* _Goal_:
Work through the data and report how many lines include the string "recursos", giving the number alone.

* _Items_:

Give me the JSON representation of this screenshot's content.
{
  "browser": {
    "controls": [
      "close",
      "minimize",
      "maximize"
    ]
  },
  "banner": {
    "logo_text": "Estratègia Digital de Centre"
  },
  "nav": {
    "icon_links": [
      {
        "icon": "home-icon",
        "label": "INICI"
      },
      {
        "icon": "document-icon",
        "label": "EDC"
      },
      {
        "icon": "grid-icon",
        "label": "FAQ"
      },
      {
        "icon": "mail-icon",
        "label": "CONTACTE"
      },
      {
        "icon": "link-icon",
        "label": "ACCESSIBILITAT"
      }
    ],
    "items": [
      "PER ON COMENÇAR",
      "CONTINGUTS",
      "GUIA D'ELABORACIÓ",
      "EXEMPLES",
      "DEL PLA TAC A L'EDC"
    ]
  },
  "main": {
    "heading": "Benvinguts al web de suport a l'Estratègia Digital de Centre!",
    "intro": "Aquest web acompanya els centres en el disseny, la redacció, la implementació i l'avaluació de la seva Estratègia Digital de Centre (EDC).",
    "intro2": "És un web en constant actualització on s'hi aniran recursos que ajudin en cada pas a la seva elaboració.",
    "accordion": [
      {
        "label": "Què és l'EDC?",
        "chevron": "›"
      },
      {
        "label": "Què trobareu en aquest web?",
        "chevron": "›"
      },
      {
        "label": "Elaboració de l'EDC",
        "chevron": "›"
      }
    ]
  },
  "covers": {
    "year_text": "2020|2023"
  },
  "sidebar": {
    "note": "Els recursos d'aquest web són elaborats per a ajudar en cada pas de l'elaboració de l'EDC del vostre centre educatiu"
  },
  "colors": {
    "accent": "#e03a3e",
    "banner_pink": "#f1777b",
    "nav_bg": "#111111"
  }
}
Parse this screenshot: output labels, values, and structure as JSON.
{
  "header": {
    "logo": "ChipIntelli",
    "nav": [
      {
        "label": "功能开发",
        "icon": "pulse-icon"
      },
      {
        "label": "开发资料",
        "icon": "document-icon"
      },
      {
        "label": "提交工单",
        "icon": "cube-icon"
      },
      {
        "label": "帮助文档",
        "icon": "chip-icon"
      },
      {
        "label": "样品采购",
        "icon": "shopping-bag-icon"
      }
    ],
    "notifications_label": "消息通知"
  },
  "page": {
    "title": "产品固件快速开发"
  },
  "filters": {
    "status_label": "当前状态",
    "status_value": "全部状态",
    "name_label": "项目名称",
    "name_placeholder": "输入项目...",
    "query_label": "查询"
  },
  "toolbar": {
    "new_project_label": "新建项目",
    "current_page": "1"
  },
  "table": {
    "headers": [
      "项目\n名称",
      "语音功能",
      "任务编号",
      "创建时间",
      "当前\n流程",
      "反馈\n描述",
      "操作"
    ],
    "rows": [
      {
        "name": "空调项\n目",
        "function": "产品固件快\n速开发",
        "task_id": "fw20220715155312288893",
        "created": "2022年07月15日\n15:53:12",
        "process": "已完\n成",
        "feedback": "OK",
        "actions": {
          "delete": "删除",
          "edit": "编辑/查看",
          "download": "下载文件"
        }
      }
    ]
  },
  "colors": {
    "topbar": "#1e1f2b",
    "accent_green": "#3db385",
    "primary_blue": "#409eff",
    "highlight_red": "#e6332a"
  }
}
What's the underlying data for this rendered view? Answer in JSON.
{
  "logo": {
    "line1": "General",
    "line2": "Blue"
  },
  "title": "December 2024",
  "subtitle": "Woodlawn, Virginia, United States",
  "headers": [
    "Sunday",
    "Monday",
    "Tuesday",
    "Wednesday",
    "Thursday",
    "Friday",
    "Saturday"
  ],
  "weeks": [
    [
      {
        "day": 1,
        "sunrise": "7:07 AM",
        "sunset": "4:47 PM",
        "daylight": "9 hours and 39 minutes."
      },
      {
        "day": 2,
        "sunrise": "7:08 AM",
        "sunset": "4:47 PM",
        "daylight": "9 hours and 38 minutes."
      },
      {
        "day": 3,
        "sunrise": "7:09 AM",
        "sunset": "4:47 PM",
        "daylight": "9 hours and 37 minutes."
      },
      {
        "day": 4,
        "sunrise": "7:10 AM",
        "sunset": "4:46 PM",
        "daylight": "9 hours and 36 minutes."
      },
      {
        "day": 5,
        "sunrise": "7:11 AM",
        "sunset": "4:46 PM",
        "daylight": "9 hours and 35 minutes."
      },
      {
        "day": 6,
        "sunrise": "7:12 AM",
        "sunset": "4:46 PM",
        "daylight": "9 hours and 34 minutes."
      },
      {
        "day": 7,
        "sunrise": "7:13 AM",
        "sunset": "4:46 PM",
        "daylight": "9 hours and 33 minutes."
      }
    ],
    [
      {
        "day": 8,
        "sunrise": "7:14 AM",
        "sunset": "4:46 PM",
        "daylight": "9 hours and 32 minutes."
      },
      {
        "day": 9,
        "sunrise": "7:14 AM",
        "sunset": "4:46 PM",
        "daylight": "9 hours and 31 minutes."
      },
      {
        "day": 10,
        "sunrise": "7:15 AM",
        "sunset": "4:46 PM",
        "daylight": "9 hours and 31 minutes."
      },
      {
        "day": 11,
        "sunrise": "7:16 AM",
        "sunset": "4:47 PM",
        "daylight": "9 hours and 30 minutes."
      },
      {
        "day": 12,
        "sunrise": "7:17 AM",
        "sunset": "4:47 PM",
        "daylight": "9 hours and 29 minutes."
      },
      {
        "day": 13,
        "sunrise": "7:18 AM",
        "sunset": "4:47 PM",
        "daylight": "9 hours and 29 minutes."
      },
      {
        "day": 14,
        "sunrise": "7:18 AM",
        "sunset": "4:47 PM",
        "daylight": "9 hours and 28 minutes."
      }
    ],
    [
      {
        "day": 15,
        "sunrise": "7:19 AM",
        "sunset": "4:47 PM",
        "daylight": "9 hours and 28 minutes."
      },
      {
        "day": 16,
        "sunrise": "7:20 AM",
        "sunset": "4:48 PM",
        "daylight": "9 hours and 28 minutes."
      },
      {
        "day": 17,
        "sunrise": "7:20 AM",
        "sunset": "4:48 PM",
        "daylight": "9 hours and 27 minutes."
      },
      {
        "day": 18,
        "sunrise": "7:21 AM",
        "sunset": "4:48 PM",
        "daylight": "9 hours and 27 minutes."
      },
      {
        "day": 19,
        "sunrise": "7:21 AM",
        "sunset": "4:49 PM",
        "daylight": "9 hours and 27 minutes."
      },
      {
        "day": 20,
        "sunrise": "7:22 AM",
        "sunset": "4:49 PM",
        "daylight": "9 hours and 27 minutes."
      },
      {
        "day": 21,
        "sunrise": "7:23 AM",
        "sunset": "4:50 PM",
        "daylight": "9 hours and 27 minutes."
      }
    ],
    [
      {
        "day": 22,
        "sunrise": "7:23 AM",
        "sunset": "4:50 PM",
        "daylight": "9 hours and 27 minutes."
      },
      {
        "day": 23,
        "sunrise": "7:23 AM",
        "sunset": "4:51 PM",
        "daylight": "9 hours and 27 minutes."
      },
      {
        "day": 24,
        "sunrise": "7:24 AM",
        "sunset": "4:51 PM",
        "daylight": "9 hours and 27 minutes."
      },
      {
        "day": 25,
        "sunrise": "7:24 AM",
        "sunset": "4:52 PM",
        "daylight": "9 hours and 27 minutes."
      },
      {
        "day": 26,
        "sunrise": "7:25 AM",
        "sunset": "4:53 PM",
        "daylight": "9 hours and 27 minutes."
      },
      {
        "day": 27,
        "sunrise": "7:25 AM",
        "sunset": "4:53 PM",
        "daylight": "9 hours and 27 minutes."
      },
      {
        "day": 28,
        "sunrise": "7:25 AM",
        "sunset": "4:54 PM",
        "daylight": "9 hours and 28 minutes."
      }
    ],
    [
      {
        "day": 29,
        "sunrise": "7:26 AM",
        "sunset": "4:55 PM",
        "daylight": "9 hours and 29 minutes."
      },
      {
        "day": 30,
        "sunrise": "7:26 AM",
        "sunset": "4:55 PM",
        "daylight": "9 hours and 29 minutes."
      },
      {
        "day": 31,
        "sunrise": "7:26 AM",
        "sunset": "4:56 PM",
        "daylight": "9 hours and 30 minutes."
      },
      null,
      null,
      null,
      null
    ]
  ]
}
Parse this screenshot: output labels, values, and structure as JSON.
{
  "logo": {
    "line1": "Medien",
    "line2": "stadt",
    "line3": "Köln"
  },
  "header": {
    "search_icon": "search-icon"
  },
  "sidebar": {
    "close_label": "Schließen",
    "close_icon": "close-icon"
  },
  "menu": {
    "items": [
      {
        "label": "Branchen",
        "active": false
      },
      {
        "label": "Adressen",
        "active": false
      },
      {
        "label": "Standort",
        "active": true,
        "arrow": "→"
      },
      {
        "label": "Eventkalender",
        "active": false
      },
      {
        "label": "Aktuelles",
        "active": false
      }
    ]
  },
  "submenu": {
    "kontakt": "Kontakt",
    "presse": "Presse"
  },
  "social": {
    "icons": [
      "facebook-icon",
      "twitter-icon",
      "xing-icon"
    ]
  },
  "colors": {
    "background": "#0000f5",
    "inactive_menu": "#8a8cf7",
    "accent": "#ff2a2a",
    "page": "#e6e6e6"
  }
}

* _Full response_:
2